**Recorded data**
§ §

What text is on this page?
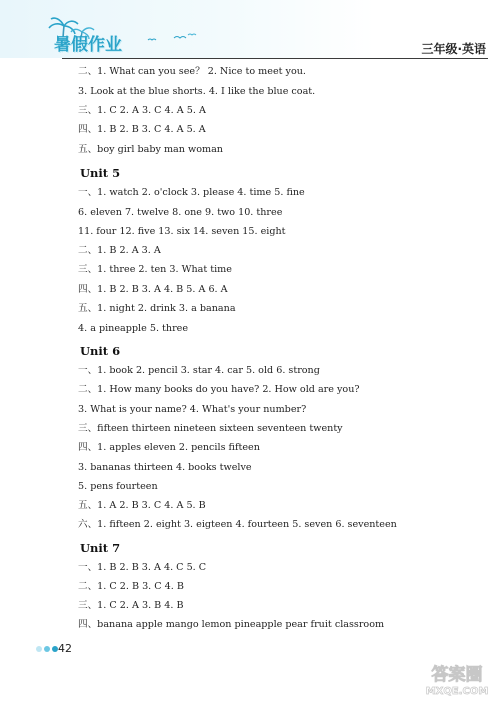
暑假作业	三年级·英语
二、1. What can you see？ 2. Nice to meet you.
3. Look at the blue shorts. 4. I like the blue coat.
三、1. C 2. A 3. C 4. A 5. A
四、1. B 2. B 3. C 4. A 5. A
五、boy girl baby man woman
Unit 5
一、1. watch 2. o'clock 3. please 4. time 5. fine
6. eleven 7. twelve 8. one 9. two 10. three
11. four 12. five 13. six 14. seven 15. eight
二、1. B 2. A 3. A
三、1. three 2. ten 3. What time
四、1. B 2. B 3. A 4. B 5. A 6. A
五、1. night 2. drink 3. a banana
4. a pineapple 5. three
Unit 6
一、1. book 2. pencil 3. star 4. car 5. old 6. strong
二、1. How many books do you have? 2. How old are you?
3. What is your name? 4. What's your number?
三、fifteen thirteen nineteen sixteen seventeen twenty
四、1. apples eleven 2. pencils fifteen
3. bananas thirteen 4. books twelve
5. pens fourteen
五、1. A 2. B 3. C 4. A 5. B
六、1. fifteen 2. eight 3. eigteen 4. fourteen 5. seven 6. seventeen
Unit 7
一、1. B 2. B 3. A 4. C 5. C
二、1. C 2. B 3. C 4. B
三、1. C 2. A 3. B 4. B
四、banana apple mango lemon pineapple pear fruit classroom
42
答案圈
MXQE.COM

§ §

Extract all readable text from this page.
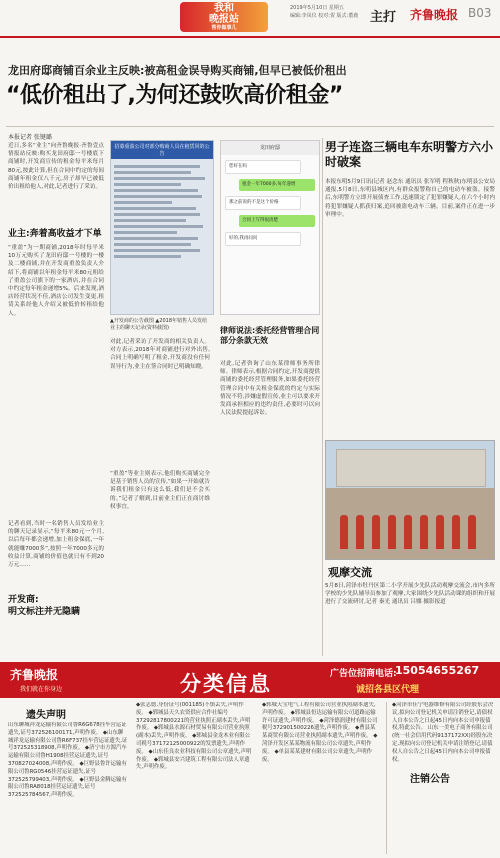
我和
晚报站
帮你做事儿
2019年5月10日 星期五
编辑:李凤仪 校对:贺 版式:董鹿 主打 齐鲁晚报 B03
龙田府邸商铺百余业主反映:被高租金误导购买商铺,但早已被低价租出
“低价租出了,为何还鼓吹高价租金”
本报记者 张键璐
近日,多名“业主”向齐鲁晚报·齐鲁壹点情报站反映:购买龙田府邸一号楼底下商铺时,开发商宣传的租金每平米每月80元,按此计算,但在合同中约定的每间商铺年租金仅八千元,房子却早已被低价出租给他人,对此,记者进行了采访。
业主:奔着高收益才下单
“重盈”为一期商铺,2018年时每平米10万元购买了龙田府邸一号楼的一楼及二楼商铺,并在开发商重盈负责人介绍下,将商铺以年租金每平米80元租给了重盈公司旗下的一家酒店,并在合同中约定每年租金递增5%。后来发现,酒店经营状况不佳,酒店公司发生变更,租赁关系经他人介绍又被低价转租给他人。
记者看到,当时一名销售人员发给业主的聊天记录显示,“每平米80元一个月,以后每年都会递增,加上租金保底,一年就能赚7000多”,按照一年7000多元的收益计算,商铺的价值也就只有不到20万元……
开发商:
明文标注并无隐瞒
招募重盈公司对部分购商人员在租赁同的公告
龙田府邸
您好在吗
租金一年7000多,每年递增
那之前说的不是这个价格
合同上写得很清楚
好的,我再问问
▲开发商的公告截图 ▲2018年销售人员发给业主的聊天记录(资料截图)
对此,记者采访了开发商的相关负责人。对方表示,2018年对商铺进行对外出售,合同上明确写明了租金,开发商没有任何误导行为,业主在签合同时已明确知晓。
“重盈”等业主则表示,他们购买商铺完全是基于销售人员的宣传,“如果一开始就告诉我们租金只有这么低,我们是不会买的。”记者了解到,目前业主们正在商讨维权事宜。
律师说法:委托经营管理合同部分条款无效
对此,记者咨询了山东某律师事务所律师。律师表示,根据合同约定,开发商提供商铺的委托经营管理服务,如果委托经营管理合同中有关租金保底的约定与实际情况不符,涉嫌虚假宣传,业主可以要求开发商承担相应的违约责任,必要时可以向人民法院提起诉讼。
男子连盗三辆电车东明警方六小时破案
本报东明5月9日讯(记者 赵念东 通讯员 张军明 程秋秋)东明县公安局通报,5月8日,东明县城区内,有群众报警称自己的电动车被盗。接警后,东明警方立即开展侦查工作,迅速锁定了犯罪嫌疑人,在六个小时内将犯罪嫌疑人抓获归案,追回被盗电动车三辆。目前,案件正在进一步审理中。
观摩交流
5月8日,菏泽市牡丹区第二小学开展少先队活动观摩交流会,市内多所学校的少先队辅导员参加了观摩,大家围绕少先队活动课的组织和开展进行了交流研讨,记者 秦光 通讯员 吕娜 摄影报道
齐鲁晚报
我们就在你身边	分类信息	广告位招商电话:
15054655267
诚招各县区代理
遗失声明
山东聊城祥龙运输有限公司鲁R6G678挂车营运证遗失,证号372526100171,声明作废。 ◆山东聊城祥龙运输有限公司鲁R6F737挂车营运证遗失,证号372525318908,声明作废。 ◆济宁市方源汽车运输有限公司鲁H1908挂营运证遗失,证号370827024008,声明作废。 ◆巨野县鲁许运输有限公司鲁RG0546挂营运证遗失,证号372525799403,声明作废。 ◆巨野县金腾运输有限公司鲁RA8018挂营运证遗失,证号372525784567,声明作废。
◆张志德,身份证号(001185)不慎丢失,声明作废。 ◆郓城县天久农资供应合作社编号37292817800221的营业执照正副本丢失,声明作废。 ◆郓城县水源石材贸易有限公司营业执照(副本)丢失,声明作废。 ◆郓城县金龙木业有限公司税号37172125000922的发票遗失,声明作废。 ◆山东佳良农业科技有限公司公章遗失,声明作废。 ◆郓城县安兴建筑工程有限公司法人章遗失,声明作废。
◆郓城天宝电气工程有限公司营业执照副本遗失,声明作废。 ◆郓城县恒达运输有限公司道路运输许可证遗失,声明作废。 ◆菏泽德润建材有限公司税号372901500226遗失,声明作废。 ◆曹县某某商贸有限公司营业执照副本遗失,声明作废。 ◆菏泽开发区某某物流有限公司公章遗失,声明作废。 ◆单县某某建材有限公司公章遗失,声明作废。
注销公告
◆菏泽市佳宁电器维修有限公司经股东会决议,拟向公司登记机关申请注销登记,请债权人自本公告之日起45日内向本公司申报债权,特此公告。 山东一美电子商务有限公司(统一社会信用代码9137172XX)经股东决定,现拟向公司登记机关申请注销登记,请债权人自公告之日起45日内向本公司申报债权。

§ §

**REQUIRED WORK**
Gather all lines from the listing above in which "thirteen" occurs.

**FINISHED TASK**
三、fifteen thirteen nineteen sixteen seventeen twenty
3. bananas thirteen 4. books twelve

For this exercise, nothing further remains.